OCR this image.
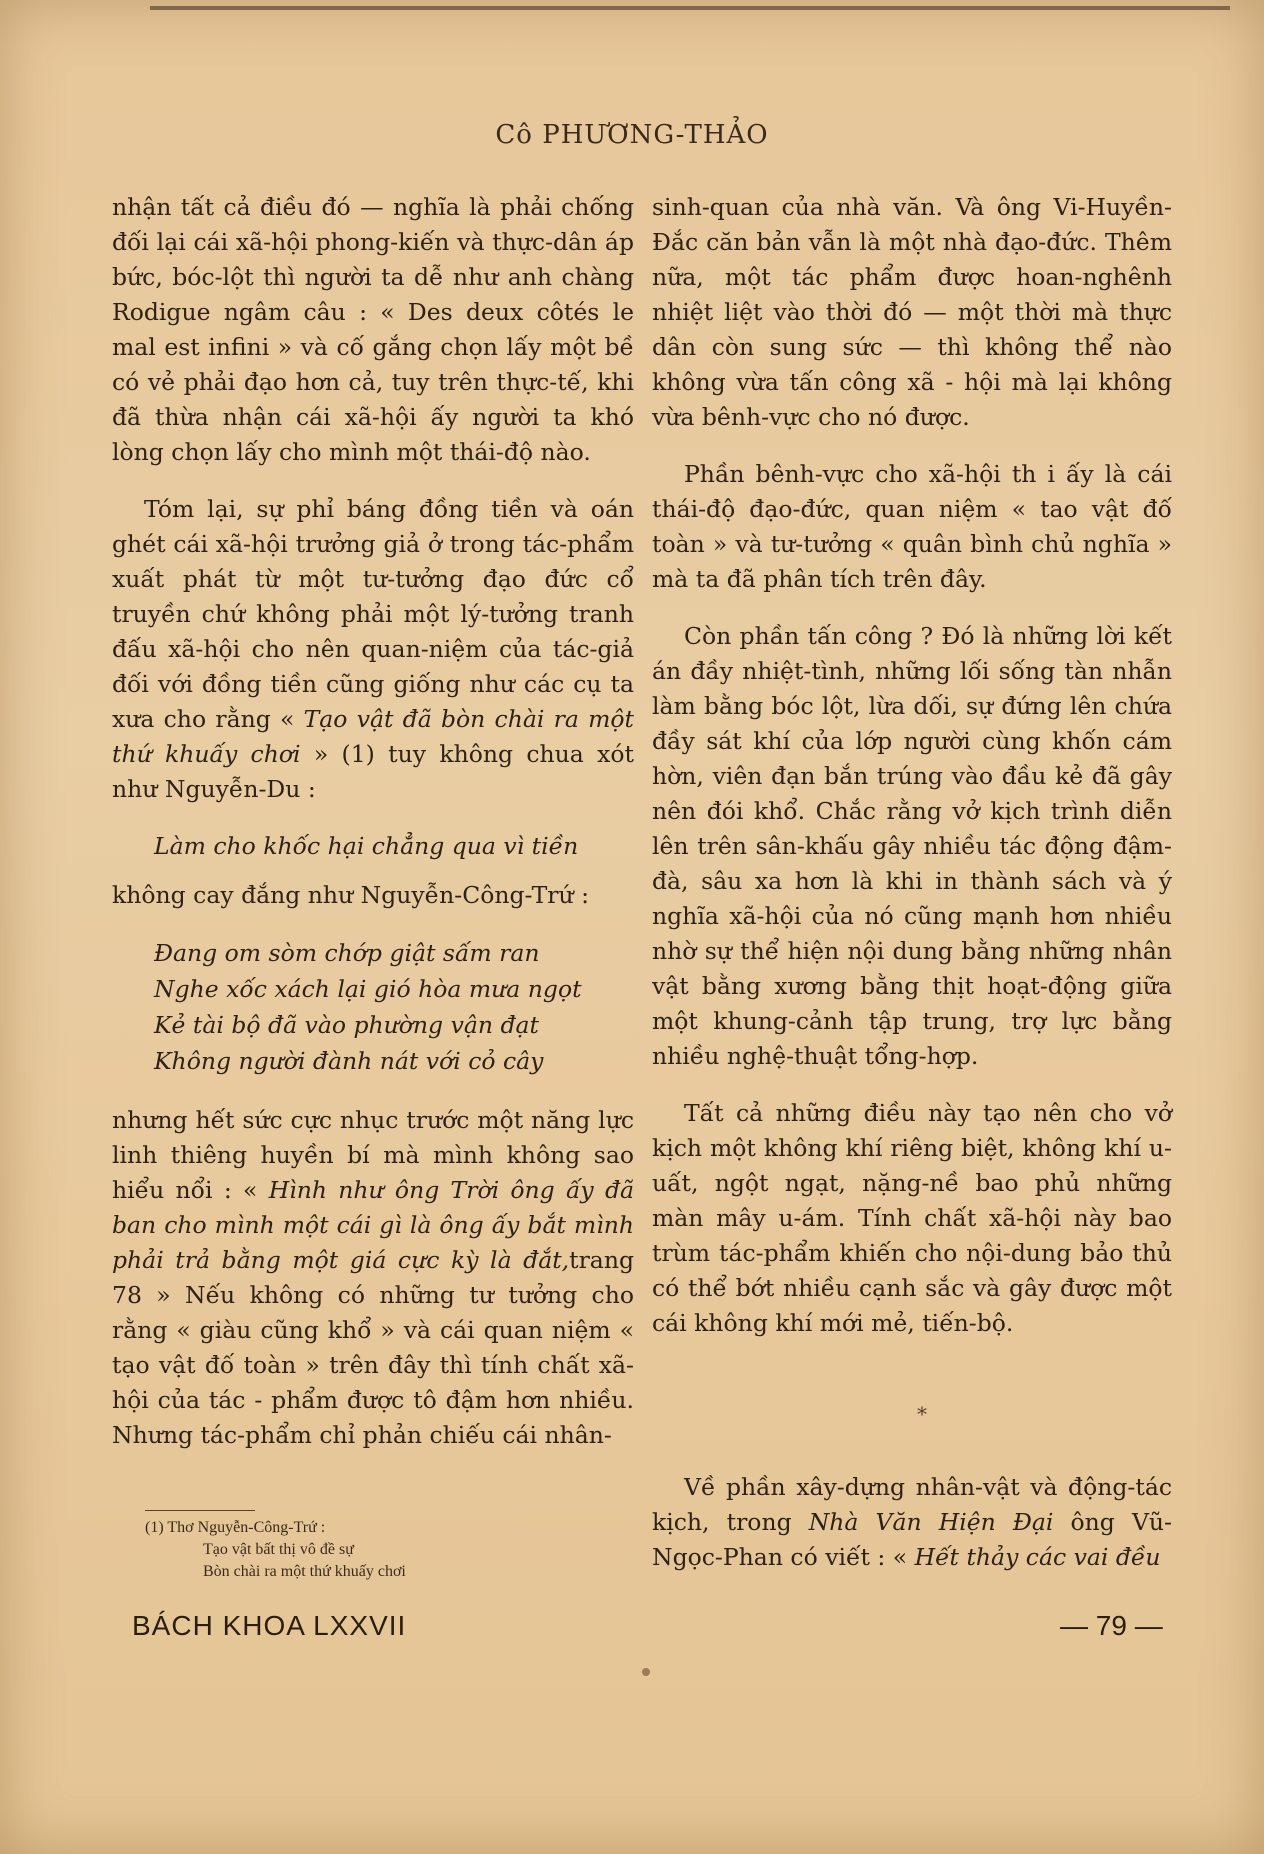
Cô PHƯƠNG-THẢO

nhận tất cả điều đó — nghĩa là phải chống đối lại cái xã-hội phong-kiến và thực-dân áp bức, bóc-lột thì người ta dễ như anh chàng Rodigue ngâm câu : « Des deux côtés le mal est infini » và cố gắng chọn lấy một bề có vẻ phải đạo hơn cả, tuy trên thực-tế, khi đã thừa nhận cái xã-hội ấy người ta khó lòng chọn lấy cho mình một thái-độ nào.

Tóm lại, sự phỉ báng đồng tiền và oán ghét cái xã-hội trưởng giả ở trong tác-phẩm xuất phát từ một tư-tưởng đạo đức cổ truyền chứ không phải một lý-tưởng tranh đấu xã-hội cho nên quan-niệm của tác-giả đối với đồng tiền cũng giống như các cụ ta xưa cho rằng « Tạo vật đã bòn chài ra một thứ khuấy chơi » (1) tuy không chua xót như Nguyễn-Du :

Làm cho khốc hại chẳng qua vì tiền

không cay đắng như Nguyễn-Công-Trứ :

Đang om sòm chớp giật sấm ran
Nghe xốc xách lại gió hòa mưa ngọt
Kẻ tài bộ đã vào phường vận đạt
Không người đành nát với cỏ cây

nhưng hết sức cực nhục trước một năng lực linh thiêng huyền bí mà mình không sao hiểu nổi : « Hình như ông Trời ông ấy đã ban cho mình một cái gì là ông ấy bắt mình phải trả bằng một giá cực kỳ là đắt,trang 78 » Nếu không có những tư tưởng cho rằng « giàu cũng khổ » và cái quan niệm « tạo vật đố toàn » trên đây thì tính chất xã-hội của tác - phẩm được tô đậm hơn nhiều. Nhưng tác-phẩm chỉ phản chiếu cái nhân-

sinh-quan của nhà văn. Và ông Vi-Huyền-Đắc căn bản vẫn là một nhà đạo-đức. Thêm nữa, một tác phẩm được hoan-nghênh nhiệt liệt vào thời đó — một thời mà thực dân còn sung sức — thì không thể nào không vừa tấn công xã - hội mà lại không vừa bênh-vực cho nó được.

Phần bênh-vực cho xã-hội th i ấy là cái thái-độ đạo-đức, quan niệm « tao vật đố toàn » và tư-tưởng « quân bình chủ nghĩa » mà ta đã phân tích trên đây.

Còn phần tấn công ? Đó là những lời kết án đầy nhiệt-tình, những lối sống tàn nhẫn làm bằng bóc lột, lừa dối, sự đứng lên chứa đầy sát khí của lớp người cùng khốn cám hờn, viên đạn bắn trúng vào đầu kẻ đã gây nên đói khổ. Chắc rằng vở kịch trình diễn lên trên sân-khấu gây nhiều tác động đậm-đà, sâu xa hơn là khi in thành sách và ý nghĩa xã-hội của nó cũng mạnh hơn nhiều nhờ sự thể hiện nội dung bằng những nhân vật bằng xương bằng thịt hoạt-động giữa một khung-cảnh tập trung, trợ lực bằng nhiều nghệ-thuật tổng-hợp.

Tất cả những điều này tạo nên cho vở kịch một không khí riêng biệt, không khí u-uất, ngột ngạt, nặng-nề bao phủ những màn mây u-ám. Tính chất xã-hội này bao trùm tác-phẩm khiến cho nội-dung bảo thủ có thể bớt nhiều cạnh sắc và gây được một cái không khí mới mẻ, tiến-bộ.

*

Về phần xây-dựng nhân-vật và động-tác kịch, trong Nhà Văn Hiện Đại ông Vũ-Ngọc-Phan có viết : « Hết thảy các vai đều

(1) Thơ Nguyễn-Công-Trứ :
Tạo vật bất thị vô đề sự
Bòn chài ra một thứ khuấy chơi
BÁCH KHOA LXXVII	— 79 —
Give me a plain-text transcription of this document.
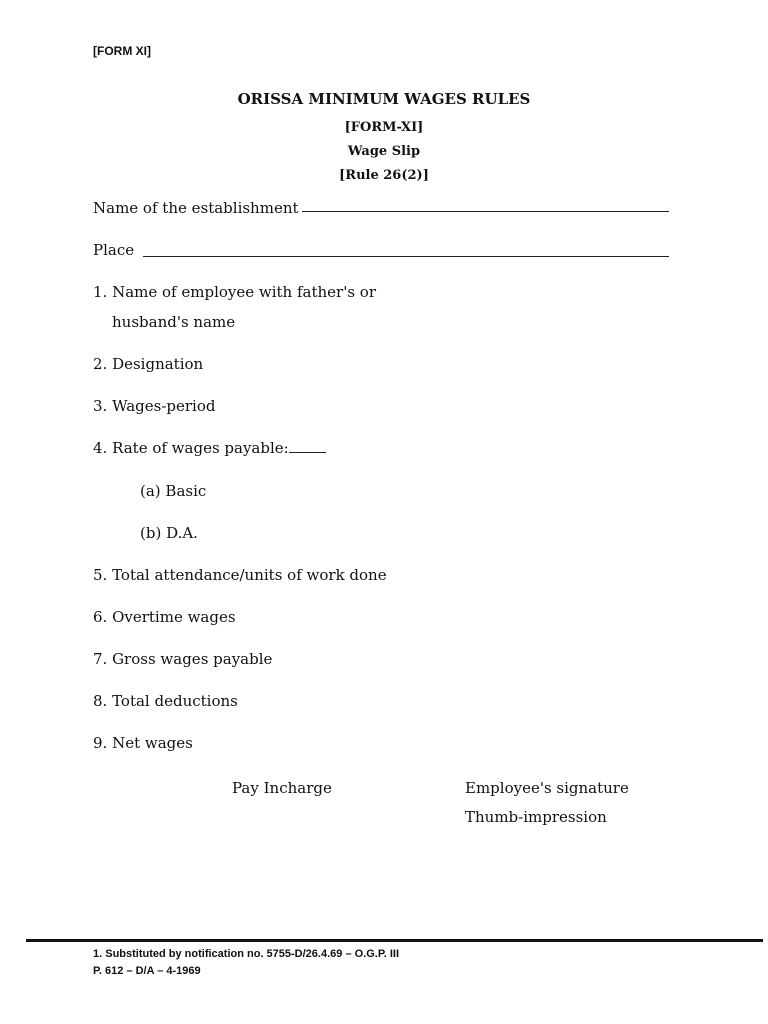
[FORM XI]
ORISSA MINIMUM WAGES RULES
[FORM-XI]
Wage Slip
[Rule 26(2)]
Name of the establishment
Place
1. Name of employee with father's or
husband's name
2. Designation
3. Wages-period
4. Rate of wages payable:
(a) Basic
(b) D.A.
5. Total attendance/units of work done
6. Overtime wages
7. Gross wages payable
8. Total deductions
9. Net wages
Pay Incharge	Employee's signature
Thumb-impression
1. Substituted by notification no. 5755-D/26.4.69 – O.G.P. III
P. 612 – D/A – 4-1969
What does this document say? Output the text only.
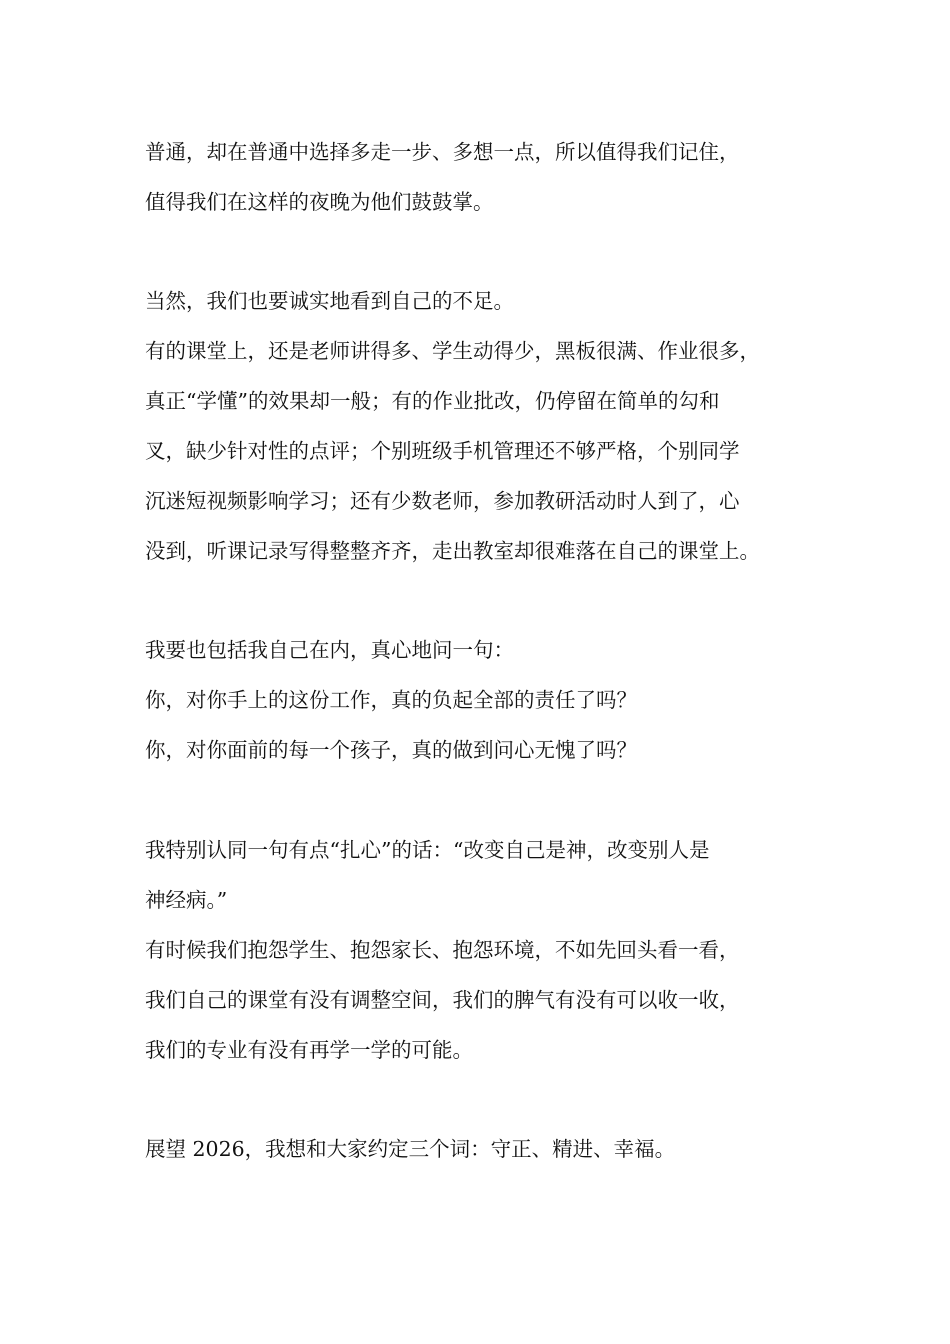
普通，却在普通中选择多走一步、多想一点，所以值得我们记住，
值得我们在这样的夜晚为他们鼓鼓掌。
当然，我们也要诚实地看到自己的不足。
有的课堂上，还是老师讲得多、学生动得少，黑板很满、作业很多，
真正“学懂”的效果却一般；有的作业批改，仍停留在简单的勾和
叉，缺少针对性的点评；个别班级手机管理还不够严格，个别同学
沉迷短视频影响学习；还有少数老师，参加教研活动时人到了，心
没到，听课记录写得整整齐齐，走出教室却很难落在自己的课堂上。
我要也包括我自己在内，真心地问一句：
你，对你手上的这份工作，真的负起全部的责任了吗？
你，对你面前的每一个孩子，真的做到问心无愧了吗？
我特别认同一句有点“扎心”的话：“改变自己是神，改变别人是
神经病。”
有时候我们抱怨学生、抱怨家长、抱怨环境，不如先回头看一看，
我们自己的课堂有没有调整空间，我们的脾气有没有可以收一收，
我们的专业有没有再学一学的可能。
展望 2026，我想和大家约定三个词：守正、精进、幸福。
══════════════════════════════
§ **Exercise**: Pick out the lines containing the string "chất" and show them.

§ **Finished exercise**:
nhưng hết sức cực nhục trước một năng lực linh thiêng huyền bí mà mình không sao hiểu nổi : « Hình như ông Trời ông ấy đã ban cho mình một cái gì là ông ấy bắt mình phải trả bằng một giá cực kỳ là đắt,trang 78 » Nếu không có những tư tưởng cho rằng « giàu cũng khổ » và cái quan niệm « tạo vật đố toàn » trên đây thì tính chất xã-hội của tác - phẩm được tô đậm hơn nhiều. Nhưng tác-phẩm chỉ phản chiếu cái nhân-
Tất cả những điều này tạo nên cho vở kịch một không khí riêng biệt, không khí u-uất, ngột ngạt, nặng-nề bao phủ những màn mây u-ám. Tính chất xã-hội này bao trùm tác-phẩm khiến cho nội-dung bảo thủ có thể bớt nhiều cạnh sắc và gây được một cái không khí mới mẻ, tiến-bộ.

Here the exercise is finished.